Written instruction: Say how many lines contain the string "émissions". Give no other output.

Data rows:
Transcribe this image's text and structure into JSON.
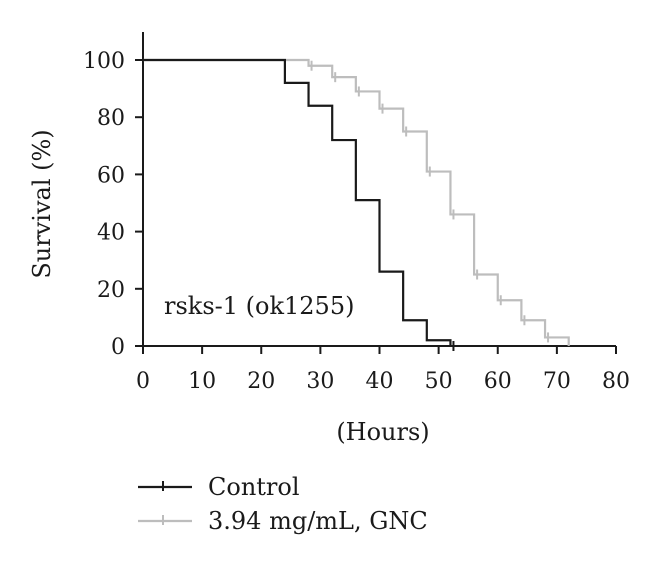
{
  "chart_data": {
    "type": "line",
    "step": true,
    "title": "",
    "xlabel": "(Hours)",
    "ylabel": "Survival (%)",
    "xlim": [
      0,
      80
    ],
    "ylim": [
      0,
      100
    ],
    "xticks": [
      0,
      10,
      20,
      30,
      40,
      50,
      60,
      70,
      80
    ],
    "yticks": [
      0,
      20,
      40,
      60,
      80,
      100
    ],
    "grid": false,
    "legend_position": "bottom",
    "annotation": "rsks-1 (ok1255)",
    "series": [
      {
        "name": "Control",
        "color": "#1a1a1a",
        "x": [
          0,
          24,
          28,
          32,
          36,
          40,
          44,
          48,
          52
        ],
        "y": [
          100,
          92,
          84,
          72,
          51,
          26,
          9,
          2,
          0
        ],
        "censor_x": [
          52
        ]
      },
      {
        "name": "3.94 mg/mL, GNC",
        "color": "#bdbdbd",
        "x": [
          0,
          24,
          28,
          32,
          36,
          40,
          44,
          48,
          52,
          56,
          60,
          64,
          68,
          72
        ],
        "y": [
          100,
          100,
          98,
          94,
          89,
          83,
          75,
          61,
          46,
          25,
          16,
          9,
          3,
          0
        ],
        "censor_x": [
          28,
          32,
          36,
          40,
          44,
          48,
          52,
          56,
          60,
          64,
          68
        ]
      }
    ]
  }
}
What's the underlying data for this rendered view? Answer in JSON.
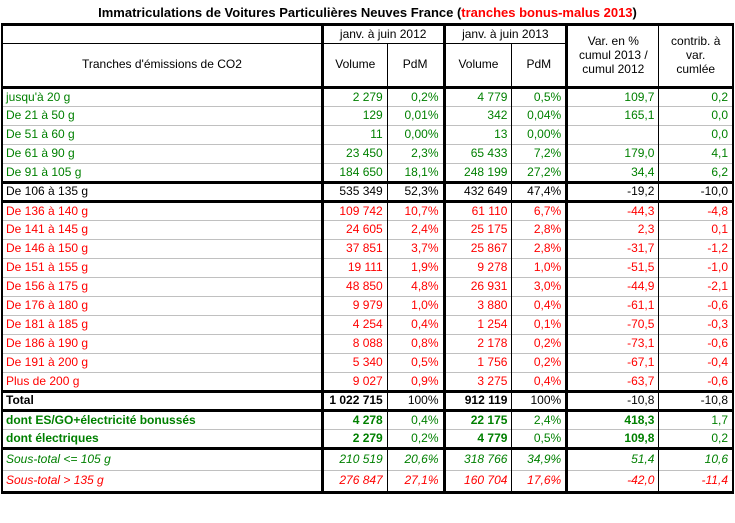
{
  "title": {
    "prefix": "Immatriculations de Voitures Particulières Neuves France (",
    "highlight": "tranches bonus-malus 2013",
    "suffix": ")"
  },
  "header": {
    "tranches": "Tranches d'émissions de CO2",
    "period_2012": "janv. à juin 2012",
    "period_2013": "janv. à juin 2013",
    "volume": "Volume",
    "pdm": "PdM",
    "var": "Var. en %\ncumul 2013 /\ncumul 2012",
    "contrib": "contrib. à\nvar.\ncumlée"
  },
  "colors": {
    "bonus_green": "#008000",
    "malus_red": "#ff0000",
    "neutral_black": "#000000",
    "gridline_gray": "#c0c0c0"
  },
  "chart_data": {
    "type": "table",
    "title": "Immatriculations de Voitures Particulières Neuves France (tranches bonus-malus 2013)",
    "columns": [
      "Tranches d'émissions de CO2",
      "Volume janv. à juin 2012",
      "PdM janv. à juin 2012",
      "Volume janv. à juin 2013",
      "PdM janv. à juin 2013",
      "Var. en % cumul 2013 / cumul 2012",
      "contrib. à var. cumlée"
    ],
    "rows": [
      {
        "label": "jusqu'à 20 g",
        "v2012": "2 279",
        "pdm2012": "0,2%",
        "v2013": "4 779",
        "pdm2013": "0,5%",
        "var": "109,7",
        "contrib": "0,2",
        "color": "green",
        "bold": [],
        "italic": false,
        "thick_top": true,
        "tall": false
      },
      {
        "label": "De 21 à 50 g",
        "v2012": "129",
        "pdm2012": "0,01%",
        "v2013": "342",
        "pdm2013": "0,04%",
        "var": "165,1",
        "contrib": "0,0",
        "color": "green",
        "bold": [],
        "italic": false,
        "thick_top": false,
        "tall": false
      },
      {
        "label": "De 51 à 60 g",
        "v2012": "11",
        "pdm2012": "0,00%",
        "v2013": "13",
        "pdm2013": "0,00%",
        "var": "",
        "contrib": "0,0",
        "color": "green",
        "bold": [],
        "italic": false,
        "thick_top": false,
        "tall": false
      },
      {
        "label": "De 61 à 90 g",
        "v2012": "23 450",
        "pdm2012": "2,3%",
        "v2013": "65 433",
        "pdm2013": "7,2%",
        "var": "179,0",
        "contrib": "4,1",
        "color": "green",
        "bold": [],
        "italic": false,
        "thick_top": false,
        "tall": false
      },
      {
        "label": "De 91 à 105 g",
        "v2012": "184 650",
        "pdm2012": "18,1%",
        "v2013": "248 199",
        "pdm2013": "27,2%",
        "var": "34,4",
        "contrib": "6,2",
        "color": "green",
        "bold": [],
        "italic": false,
        "thick_top": false,
        "tall": false
      },
      {
        "label": "De 106 à 135 g",
        "v2012": "535 349",
        "pdm2012": "52,3%",
        "v2013": "432 649",
        "pdm2013": "47,4%",
        "var": "-19,2",
        "contrib": "-10,0",
        "color": "black",
        "bold": [],
        "italic": false,
        "thick_top": true,
        "tall": false
      },
      {
        "label": "De 136 à 140 g",
        "v2012": "109 742",
        "pdm2012": "10,7%",
        "v2013": "61 110",
        "pdm2013": "6,7%",
        "var": "-44,3",
        "contrib": "-4,8",
        "color": "red",
        "bold": [],
        "italic": false,
        "thick_top": true,
        "tall": false
      },
      {
        "label": "De 141 à 145 g",
        "v2012": "24 605",
        "pdm2012": "2,4%",
        "v2013": "25 175",
        "pdm2013": "2,8%",
        "var": "2,3",
        "contrib": "0,1",
        "color": "red",
        "bold": [],
        "italic": false,
        "thick_top": false,
        "tall": false
      },
      {
        "label": "De 146 à 150 g",
        "v2012": "37 851",
        "pdm2012": "3,7%",
        "v2013": "25 867",
        "pdm2013": "2,8%",
        "var": "-31,7",
        "contrib": "-1,2",
        "color": "red",
        "bold": [],
        "italic": false,
        "thick_top": false,
        "tall": false
      },
      {
        "label": "De 151 à 155 g",
        "v2012": "19 111",
        "pdm2012": "1,9%",
        "v2013": "9 278",
        "pdm2013": "1,0%",
        "var": "-51,5",
        "contrib": "-1,0",
        "color": "red",
        "bold": [],
        "italic": false,
        "thick_top": false,
        "tall": false
      },
      {
        "label": "De 156 à 175 g",
        "v2012": "48 850",
        "pdm2012": "4,8%",
        "v2013": "26 931",
        "pdm2013": "3,0%",
        "var": "-44,9",
        "contrib": "-2,1",
        "color": "red",
        "bold": [],
        "italic": false,
        "thick_top": false,
        "tall": false
      },
      {
        "label": "De 176 à 180 g",
        "v2012": "9 979",
        "pdm2012": "1,0%",
        "v2013": "3 880",
        "pdm2013": "0,4%",
        "var": "-61,1",
        "contrib": "-0,6",
        "color": "red",
        "bold": [],
        "italic": false,
        "thick_top": false,
        "tall": false
      },
      {
        "label": "De 181 à 185 g",
        "v2012": "4 254",
        "pdm2012": "0,4%",
        "v2013": "1 254",
        "pdm2013": "0,1%",
        "var": "-70,5",
        "contrib": "-0,3",
        "color": "red",
        "bold": [],
        "italic": false,
        "thick_top": false,
        "tall": false
      },
      {
        "label": "De 186 à 190 g",
        "v2012": "8 088",
        "pdm2012": "0,8%",
        "v2013": "2 178",
        "pdm2013": "0,2%",
        "var": "-73,1",
        "contrib": "-0,6",
        "color": "red",
        "bold": [],
        "italic": false,
        "thick_top": false,
        "tall": false
      },
      {
        "label": "De 191 à 200 g",
        "v2012": "5 340",
        "pdm2012": "0,5%",
        "v2013": "1 756",
        "pdm2013": "0,2%",
        "var": "-67,1",
        "contrib": "-0,4",
        "color": "red",
        "bold": [],
        "italic": false,
        "thick_top": false,
        "tall": false
      },
      {
        "label": "Plus de 200 g",
        "v2012": "9 027",
        "pdm2012": "0,9%",
        "v2013": "3 275",
        "pdm2013": "0,4%",
        "var": "-63,7",
        "contrib": "-0,6",
        "color": "red",
        "bold": [],
        "italic": false,
        "thick_top": false,
        "tall": false
      },
      {
        "label": "Total",
        "v2012": "1 022 715",
        "pdm2012": "100%",
        "v2013": "912 119",
        "pdm2013": "100%",
        "var": "-10,8",
        "contrib": "-10,8",
        "color": "black",
        "bold": [
          "label",
          "v2012",
          "v2013"
        ],
        "italic": false,
        "thick_top": true,
        "tall": false
      },
      {
        "label": "dont ES/GO+électricité bonussés",
        "v2012": "4 278",
        "pdm2012": "0,4%",
        "v2013": "22 175",
        "pdm2013": "2,4%",
        "var": "418,3",
        "contrib": "1,7",
        "color": "green",
        "bold": [
          "label",
          "v2012",
          "v2013",
          "var"
        ],
        "italic": false,
        "thick_top": true,
        "tall": false
      },
      {
        "label": "dont électriques",
        "v2012": "2 279",
        "pdm2012": "0,2%",
        "v2013": "4 779",
        "pdm2013": "0,5%",
        "var": "109,8",
        "contrib": "0,2",
        "color": "green",
        "bold": [
          "label",
          "v2012",
          "v2013",
          "var"
        ],
        "italic": false,
        "thick_top": false,
        "tall": false
      },
      {
        "label": "Sous-total <= 105 g",
        "v2012": "210 519",
        "pdm2012": "20,6%",
        "v2013": "318 766",
        "pdm2013": "34,9%",
        "var": "51,4",
        "contrib": "10,6",
        "color": "green",
        "bold": [],
        "italic": true,
        "thick_top": true,
        "tall": true
      },
      {
        "label": "Sous-total > 135 g",
        "v2012": "276 847",
        "pdm2012": "27,1%",
        "v2013": "160 704",
        "pdm2013": "17,6%",
        "var": "-42,0",
        "contrib": "-11,4",
        "color": "red",
        "bold": [],
        "italic": true,
        "thick_top": false,
        "tall": true
      }
    ]
  }
}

Right answer: 2